> _EXERCISE INSTRUCTIONS_
Can you express the listing, from its first line through the line containing "city-label: 来宾市 xyxy=(566,88,594,98)" (both included), as a JSON list of strings with one string per line and blank lines left out?

##############################

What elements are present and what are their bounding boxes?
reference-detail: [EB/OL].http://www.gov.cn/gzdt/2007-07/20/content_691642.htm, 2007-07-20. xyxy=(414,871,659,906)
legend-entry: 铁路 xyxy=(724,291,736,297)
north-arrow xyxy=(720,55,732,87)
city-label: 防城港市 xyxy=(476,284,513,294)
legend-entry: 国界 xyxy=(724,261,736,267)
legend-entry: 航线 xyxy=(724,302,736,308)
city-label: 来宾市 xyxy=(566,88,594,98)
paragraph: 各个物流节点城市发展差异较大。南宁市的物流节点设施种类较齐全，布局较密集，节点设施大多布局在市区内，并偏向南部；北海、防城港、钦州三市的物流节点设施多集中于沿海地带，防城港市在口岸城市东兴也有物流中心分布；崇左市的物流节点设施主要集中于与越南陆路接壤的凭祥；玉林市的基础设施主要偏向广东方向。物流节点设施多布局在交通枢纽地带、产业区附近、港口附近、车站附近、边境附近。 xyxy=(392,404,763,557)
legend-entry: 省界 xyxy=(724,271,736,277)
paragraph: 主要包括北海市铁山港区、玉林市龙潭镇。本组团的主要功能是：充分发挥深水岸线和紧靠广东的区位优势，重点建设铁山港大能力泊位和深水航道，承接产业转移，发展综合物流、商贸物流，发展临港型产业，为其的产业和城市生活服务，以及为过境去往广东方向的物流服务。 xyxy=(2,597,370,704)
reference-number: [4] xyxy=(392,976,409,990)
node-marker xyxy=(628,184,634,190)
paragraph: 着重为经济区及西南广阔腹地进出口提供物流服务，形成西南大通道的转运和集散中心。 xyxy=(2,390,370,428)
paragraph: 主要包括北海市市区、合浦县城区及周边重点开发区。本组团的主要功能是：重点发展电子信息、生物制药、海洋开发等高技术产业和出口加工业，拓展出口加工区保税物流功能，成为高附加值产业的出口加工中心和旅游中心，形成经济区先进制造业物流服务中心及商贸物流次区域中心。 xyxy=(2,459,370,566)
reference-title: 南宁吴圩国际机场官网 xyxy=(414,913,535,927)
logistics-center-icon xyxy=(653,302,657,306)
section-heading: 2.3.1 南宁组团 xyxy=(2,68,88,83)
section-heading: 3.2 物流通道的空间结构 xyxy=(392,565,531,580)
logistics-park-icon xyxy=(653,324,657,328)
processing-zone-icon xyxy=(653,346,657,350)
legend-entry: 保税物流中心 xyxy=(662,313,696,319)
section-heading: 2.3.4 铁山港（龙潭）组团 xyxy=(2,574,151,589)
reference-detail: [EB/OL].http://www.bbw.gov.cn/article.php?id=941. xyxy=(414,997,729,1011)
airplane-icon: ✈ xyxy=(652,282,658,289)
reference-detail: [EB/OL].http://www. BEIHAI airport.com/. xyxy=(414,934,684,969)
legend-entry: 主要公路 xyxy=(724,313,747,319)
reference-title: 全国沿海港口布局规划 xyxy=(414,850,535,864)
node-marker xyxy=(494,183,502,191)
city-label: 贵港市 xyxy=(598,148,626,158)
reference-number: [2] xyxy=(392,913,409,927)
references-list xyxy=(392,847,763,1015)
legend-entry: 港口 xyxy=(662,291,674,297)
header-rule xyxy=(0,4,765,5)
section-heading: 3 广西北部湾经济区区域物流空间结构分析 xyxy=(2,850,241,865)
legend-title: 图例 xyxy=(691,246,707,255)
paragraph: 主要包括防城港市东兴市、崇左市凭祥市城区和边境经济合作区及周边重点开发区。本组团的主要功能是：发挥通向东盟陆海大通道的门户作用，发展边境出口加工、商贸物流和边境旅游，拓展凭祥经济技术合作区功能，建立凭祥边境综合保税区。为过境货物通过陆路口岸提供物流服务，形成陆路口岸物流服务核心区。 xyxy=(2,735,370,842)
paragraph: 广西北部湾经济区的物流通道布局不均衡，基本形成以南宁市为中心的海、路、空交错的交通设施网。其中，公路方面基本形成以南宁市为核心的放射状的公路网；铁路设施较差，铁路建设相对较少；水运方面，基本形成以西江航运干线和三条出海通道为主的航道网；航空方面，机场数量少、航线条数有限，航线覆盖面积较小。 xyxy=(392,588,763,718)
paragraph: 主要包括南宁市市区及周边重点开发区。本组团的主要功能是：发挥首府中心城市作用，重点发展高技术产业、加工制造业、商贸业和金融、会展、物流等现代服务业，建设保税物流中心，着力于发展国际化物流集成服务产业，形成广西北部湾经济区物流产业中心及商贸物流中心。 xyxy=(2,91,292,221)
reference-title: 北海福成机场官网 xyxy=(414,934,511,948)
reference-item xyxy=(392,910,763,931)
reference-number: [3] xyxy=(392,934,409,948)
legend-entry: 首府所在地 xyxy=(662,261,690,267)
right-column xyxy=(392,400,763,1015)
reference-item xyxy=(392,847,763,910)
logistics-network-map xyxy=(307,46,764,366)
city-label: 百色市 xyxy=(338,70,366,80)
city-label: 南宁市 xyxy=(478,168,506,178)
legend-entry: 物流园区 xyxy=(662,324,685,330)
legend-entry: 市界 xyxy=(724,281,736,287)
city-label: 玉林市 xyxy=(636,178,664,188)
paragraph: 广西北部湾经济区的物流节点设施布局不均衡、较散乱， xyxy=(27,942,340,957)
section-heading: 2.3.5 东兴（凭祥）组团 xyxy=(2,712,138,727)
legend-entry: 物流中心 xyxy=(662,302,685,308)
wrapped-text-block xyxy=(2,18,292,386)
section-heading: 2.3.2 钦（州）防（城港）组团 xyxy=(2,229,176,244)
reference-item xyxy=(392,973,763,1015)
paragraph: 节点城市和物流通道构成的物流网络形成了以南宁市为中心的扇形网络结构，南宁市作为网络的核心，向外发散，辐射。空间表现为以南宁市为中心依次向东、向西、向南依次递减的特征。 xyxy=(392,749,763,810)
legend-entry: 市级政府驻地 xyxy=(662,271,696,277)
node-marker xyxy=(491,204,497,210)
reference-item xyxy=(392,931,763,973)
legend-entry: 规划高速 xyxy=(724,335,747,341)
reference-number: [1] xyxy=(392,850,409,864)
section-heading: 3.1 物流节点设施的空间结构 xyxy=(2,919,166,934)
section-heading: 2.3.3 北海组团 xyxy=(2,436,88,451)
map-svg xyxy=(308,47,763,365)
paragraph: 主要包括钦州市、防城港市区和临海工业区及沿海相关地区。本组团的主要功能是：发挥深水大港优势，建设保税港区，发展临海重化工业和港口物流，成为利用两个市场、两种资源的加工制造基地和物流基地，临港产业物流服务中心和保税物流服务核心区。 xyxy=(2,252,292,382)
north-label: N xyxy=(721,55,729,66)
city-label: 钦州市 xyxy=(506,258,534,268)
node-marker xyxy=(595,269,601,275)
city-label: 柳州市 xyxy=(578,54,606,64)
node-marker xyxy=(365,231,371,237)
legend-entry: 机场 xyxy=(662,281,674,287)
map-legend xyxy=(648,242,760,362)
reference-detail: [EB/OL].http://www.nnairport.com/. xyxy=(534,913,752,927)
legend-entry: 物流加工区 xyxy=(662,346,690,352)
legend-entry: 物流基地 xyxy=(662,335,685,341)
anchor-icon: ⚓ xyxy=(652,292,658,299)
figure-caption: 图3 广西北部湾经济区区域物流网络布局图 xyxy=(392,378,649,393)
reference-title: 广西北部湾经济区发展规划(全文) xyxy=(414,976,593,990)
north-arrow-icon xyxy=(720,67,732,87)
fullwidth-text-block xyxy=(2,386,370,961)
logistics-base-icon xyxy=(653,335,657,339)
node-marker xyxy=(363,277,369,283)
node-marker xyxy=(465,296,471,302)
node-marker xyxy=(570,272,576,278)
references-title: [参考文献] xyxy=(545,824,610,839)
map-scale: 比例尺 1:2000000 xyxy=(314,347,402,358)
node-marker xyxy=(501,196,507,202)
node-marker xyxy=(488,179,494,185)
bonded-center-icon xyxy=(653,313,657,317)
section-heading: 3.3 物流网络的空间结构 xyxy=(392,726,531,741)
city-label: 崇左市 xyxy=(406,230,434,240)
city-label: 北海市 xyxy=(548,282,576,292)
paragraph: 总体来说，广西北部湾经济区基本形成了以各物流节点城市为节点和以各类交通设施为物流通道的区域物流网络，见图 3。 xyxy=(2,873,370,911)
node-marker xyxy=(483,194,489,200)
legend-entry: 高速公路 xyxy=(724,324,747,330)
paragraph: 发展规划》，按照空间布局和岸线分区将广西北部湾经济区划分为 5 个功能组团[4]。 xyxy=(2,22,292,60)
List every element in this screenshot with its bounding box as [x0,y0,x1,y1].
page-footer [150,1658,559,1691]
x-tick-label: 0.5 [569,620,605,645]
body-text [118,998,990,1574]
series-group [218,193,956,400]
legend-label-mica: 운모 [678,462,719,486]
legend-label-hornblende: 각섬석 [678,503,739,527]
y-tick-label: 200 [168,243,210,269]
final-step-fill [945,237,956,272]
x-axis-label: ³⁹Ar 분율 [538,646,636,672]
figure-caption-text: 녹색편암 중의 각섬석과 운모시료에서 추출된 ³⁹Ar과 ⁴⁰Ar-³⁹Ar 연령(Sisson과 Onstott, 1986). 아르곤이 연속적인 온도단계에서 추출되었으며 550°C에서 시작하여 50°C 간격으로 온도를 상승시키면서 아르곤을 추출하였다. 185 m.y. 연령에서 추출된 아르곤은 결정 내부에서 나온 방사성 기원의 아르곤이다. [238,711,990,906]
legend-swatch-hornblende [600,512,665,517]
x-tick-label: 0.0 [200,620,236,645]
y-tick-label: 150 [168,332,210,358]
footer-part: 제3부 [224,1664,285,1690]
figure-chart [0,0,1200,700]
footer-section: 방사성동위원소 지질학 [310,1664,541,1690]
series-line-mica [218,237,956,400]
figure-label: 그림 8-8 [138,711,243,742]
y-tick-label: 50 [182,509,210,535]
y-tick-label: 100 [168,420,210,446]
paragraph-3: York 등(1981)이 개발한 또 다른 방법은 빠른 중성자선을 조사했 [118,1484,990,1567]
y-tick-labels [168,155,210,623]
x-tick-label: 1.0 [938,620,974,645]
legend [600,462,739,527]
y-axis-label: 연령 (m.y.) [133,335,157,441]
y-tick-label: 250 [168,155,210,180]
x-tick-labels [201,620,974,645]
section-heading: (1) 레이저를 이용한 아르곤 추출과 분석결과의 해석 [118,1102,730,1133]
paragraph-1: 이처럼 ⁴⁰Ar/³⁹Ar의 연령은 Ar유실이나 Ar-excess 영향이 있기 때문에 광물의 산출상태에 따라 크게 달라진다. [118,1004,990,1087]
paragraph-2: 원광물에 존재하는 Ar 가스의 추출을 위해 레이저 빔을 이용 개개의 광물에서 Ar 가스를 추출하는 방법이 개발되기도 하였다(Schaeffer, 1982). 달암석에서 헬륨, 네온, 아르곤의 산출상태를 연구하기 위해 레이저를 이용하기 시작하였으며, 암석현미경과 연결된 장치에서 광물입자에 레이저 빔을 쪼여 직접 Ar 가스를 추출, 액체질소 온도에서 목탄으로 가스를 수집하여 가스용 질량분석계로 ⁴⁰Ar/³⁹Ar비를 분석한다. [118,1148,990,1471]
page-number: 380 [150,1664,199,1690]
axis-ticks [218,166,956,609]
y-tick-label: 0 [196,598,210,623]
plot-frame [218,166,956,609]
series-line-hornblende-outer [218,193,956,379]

##############################

> _WRITTEN REPLY_
[
  "What elements are present and what are their bounding boxes?",
  "reference-detail: [EB/OL].http://www.gov.cn/gzdt/2007-07/20/content_691642.htm, 2007-07-20. xyxy=(414,871,659,906)",
  "legend-entry: 铁路 xyxy=(724,291,736,297)",
  "north-arrow xyxy=(720,55,732,87)",
  "city-label: 防城港市 xyxy=(476,284,513,294)",
  "legend-entry: 国界 xyxy=(724,261,736,267)",
  "legend-entry: 航线 xyxy=(724,302,736,308)",
  "city-label: 来宾市 xyxy=(566,88,594,98)"
]